=== To be done ===
Sift the material for lines containing "subtitle", and return them.

=== Dataset items ===

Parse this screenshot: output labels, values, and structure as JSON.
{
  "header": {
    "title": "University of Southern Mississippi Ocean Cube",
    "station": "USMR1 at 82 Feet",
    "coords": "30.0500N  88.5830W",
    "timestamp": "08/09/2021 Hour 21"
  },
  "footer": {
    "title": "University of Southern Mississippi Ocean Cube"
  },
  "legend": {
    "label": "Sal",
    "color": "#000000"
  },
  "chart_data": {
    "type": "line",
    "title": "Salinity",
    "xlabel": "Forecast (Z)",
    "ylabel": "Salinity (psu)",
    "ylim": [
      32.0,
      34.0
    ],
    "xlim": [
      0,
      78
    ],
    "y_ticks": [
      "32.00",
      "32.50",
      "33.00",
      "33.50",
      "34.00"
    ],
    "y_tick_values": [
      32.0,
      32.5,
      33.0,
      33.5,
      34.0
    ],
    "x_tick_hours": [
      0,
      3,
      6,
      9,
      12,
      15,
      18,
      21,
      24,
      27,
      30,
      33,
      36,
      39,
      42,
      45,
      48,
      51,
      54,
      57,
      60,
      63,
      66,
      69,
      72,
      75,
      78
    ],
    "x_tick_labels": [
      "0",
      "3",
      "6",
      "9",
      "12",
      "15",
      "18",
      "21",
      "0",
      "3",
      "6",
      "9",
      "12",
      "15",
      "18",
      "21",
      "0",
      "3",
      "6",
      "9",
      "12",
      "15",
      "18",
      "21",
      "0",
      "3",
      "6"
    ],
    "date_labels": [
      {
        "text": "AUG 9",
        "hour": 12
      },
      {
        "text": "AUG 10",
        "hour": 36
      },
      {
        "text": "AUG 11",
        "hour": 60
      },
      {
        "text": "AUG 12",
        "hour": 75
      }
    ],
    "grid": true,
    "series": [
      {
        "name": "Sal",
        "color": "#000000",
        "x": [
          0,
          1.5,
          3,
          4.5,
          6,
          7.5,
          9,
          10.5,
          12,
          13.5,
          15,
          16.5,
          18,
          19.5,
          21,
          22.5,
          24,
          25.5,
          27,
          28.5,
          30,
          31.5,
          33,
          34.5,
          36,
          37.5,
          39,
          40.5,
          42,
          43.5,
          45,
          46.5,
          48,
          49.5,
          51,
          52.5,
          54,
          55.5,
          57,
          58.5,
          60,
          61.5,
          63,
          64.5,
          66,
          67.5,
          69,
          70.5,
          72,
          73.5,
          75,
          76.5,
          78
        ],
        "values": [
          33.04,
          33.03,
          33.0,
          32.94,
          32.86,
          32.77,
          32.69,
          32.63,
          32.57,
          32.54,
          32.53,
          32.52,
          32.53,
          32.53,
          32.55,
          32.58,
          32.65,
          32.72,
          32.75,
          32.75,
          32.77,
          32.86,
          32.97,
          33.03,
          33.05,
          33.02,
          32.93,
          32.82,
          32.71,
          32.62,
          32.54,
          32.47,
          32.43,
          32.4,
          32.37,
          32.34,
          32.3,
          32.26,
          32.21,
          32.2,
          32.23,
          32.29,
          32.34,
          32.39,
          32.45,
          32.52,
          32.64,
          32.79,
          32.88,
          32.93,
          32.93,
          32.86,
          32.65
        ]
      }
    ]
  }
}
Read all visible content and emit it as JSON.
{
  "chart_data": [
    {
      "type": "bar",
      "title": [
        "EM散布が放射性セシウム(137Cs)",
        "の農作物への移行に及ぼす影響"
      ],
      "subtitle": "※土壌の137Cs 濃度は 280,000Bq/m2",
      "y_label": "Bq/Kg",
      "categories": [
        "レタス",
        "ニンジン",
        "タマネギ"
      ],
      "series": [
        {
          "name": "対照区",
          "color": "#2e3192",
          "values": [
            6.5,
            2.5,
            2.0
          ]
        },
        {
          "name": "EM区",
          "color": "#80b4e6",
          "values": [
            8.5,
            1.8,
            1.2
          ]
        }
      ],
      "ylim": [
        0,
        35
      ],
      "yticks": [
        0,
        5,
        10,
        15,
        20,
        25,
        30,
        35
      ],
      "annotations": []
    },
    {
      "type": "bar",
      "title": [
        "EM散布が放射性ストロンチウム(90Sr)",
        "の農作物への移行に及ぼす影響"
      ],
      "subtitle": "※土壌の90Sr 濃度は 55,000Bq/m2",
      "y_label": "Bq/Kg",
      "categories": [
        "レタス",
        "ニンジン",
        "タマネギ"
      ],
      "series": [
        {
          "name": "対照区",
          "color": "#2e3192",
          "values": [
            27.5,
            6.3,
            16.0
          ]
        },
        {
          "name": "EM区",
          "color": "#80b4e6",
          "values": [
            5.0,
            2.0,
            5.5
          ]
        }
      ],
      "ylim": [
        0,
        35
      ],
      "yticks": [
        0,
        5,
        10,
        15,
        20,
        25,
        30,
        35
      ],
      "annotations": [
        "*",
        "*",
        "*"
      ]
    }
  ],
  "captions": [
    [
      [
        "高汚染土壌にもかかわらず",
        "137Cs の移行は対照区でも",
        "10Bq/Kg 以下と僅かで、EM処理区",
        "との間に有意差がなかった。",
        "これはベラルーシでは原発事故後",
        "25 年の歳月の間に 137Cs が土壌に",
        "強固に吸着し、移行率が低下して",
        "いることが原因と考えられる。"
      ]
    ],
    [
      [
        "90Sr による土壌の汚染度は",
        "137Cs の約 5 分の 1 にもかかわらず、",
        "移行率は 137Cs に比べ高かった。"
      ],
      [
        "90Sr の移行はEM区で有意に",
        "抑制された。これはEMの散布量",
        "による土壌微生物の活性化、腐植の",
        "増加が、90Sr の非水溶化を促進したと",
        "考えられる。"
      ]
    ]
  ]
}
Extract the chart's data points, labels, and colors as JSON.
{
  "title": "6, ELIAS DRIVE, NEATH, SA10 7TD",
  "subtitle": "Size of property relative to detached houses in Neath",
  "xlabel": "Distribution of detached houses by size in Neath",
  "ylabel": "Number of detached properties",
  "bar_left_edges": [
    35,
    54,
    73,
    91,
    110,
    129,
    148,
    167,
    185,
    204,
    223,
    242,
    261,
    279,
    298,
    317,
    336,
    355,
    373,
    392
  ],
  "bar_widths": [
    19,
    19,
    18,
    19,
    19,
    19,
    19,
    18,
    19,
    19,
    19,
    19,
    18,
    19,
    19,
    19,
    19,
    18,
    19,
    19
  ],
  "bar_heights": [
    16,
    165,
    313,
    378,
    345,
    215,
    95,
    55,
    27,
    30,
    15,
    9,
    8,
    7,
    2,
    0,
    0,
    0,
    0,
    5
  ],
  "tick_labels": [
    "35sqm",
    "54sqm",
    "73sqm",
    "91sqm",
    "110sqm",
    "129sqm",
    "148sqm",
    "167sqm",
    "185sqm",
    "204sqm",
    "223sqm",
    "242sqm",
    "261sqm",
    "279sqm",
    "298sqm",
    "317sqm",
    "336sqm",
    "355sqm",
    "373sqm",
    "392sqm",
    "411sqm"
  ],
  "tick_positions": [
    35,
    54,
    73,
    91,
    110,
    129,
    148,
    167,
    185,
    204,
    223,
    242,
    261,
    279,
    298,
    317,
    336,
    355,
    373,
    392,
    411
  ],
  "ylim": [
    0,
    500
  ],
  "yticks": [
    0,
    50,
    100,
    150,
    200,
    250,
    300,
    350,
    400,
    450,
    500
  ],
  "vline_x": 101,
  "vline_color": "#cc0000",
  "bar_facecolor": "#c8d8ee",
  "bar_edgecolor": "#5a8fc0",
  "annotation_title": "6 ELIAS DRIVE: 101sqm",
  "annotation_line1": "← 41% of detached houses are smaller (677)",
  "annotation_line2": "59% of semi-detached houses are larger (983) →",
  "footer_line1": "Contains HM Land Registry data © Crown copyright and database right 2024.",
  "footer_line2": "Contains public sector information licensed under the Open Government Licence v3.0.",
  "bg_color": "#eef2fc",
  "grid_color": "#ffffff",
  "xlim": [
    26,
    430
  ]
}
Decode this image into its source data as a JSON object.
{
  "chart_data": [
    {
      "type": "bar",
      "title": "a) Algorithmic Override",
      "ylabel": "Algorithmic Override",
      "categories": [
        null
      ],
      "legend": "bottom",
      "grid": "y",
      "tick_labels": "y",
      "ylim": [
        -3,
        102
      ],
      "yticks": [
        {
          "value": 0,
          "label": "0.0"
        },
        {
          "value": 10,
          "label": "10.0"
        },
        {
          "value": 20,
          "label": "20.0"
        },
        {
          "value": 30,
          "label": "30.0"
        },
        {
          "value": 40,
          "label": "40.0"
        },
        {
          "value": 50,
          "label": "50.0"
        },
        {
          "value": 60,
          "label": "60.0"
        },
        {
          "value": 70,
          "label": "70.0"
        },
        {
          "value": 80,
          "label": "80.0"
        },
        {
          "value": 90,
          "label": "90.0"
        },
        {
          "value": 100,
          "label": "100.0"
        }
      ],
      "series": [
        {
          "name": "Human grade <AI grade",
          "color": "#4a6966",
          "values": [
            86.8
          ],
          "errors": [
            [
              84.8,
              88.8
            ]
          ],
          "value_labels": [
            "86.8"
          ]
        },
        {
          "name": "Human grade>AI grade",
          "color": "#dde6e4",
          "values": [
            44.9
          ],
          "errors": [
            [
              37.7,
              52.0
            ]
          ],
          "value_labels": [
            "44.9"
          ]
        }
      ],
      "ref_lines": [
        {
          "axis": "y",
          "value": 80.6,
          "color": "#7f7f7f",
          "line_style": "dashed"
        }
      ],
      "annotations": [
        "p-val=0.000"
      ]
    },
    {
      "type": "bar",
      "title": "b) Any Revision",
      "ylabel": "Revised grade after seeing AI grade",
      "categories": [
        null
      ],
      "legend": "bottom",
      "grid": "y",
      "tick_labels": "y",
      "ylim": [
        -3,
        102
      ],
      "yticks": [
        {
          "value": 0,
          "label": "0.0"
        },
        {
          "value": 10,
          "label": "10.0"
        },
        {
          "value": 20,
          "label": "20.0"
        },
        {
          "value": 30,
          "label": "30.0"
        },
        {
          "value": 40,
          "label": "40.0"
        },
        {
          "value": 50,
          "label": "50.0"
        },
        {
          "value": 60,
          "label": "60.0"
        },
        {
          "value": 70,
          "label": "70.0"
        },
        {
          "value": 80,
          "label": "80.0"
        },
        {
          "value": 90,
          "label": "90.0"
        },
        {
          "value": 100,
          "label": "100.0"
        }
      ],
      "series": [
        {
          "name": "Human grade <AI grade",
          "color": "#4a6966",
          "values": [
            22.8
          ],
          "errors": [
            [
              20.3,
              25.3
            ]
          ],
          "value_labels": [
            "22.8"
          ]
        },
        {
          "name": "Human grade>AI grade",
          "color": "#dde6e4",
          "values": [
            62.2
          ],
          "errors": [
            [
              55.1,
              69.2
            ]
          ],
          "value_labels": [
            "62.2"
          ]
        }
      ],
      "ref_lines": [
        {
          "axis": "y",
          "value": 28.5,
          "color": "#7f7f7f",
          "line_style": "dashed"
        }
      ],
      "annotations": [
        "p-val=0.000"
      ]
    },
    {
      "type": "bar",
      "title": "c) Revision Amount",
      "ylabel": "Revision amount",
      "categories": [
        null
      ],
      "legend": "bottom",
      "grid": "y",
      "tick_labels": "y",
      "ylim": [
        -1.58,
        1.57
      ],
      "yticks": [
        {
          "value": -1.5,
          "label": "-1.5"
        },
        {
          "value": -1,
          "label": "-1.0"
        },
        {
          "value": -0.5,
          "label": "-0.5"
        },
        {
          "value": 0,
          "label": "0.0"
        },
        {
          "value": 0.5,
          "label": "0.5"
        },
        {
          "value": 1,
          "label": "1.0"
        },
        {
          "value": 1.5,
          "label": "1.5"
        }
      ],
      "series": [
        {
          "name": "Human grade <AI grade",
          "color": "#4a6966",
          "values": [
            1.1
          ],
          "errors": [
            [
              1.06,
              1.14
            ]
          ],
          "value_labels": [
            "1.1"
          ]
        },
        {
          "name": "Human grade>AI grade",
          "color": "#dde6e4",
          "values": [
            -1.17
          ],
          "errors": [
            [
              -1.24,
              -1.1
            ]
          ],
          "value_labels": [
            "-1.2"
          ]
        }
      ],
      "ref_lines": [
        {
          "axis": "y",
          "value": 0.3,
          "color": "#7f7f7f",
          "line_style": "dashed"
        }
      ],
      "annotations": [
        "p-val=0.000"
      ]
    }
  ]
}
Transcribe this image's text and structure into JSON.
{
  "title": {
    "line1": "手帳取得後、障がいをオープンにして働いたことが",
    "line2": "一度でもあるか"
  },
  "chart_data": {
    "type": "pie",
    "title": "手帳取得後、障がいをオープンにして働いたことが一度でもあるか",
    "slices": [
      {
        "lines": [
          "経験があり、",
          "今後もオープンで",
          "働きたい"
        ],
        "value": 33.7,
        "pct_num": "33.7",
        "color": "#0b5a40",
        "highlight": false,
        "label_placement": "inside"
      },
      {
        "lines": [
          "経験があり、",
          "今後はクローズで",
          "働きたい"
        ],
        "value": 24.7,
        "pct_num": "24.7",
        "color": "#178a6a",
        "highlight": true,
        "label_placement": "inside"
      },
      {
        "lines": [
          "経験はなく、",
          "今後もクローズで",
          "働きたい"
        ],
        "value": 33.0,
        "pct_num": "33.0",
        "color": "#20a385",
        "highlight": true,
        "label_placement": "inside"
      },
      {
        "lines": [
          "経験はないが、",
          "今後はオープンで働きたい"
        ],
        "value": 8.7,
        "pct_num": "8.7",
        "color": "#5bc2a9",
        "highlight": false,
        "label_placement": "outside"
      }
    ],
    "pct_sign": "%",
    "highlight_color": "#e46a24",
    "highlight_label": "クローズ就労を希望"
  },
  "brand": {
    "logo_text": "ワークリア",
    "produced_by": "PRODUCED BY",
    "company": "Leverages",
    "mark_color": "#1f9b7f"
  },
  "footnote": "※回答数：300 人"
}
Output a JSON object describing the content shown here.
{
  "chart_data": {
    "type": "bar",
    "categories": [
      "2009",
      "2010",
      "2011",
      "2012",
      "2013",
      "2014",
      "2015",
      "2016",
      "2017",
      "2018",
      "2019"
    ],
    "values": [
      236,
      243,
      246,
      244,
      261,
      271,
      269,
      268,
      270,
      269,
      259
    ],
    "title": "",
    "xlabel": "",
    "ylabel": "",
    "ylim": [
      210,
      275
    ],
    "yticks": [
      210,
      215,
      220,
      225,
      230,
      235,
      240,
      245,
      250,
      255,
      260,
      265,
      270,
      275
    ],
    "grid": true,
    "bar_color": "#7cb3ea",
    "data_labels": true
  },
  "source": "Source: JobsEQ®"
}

=== Task answer ===
      "subtitle": "※土壌の137Cs 濃度は 280,000Bq/m2",
      "subtitle": "※土壌の90Sr 濃度は 55,000Bq/m2",
  "subtitle": "Size of property relative to detached houses in Neath",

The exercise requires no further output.